Exercises
(a) According to the passage on post-Soviet Russia, how many Soviet troops were there in 1986?
(b) Rewrite the part of the passage on post-Soviet Russia that opens at the words "Russian foreign policy" and stops after "on many issues.", substituting "great power" for "world power".
─── Text ───
Russian foreign policy under Yeltsin had grown more assertive, fuelled in part by frustration over the gap between Russia’s self-image as a world power and its greatly diminished capabilities. Russia’s drive to reassert dominance in and integration of the former Soviet states is most successful with Belarus and Armenia but arouses opposition in Georgia, Ukraine, Uzbekistan, and Azerbaijan. The CIS as an institution is failing. Washington and Moscow continue to disagree over Russian missile technology and nuclear reactor transfers to Iran, among others. After the September 11 terror attacks, however, Russia has adopted a much more cooperative attitude on many issues.

The military is in turmoil after years of severe force reductions and budget cuts. The armed forces now number about one million, down from 4.3 million Soviet troops in 1986. Weapons procurement is down sharply. Readiness, training, morale, and discipline have suffered. Following the war in Chechnya and strained relations with the West over Kosovo, Putin’s government increased defense spending sharply. There is conflict between the military and the government and within the military over resource allocation, restructuring, and reform.

After the collapse of the Soviet Union, the United States sought a cooperative relationship with Moscow and supplied over $4 billion in grant aid to encourage democracy, market reform, and strategic threat reduction in Russia. Early hopes for a close partnership waned, in part because Russians grew disillusioned with perceived U.S. disregard for Russian interests, while Washington grew impatient with Russia’s increasingly adversarial stance on issues in which their interests clash. Direct U.S. foreign aid to Russia, under congressional pressure, fell over the past decade. Indirect U.S. assistance, however, through institutions such as the IMF, is very substantial. The United States has imposed economic sanctions on Russian organizations for exporting military technology and equipment to Iran and Syria. There are more restrictions on aid to Russia in the FY2002 foreign aid bill. In the spirit of cooperation after September 11, however, the two sides have agreed on a strategic nuclear force reduction treaty and a strategic framework for bilateral relations, due to be signed at the Bush-Putin summit, May 23-25, 2002.
─── Entries provided ───
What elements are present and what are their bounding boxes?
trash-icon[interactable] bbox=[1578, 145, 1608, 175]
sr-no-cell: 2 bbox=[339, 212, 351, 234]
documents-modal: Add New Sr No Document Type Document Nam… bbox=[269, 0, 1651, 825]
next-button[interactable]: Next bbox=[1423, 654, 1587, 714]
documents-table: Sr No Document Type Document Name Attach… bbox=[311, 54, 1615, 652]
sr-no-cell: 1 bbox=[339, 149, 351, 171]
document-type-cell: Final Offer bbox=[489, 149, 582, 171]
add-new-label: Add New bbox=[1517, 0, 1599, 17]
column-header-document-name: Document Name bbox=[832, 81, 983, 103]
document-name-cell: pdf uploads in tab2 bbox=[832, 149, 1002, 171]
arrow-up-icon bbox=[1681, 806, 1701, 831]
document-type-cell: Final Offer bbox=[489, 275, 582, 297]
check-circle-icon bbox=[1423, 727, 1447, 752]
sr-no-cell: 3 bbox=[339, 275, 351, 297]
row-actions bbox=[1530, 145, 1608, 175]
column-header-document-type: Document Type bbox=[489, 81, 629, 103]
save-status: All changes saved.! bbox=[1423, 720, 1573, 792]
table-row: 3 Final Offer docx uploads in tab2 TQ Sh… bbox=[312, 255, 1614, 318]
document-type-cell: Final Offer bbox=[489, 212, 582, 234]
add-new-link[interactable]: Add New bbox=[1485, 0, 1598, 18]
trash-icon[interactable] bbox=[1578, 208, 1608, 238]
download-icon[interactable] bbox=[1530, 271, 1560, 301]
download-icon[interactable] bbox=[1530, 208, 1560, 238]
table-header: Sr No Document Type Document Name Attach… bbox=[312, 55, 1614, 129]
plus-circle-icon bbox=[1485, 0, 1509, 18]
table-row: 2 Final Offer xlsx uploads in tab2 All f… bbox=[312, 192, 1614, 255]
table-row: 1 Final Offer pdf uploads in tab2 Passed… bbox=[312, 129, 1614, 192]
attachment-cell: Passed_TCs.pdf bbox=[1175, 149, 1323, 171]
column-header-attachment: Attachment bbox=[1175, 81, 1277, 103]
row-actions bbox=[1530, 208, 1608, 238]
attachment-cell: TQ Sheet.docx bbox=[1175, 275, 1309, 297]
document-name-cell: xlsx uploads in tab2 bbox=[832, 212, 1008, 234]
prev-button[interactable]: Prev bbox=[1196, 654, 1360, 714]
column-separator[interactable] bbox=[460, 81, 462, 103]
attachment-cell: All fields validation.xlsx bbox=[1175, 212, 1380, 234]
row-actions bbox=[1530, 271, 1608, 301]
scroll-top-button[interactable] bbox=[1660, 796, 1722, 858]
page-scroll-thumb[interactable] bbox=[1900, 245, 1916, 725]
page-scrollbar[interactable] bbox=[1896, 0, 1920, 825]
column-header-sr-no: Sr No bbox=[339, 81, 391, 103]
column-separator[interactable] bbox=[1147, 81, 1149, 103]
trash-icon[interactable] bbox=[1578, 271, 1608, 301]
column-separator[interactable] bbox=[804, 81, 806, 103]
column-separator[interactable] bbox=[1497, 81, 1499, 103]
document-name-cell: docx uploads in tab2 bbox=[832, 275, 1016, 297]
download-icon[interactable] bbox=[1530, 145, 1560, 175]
───
Replies
(a) 4.3 million.

(b)
Russian foreign policy under Yeltsin had grown more assertive, fuelled in part by frustration over the gap between Russia’s self-image as a great power and its greatly diminished capabilities. Russia’s drive to reassert dominance in and integration of the former Soviet states is most successful with Belarus and Armenia but arouses opposition in Georgia, Ukraine, Uzbekistan, and Azerbaijan. The CIS as an institution is failing. Washington and Moscow continue to disagree over Russian missile technology and nuclear reactor transfers to Iran, among others. After the September 11 terror attacks, however, Russia has adopted a much more cooperative attitude on many issues.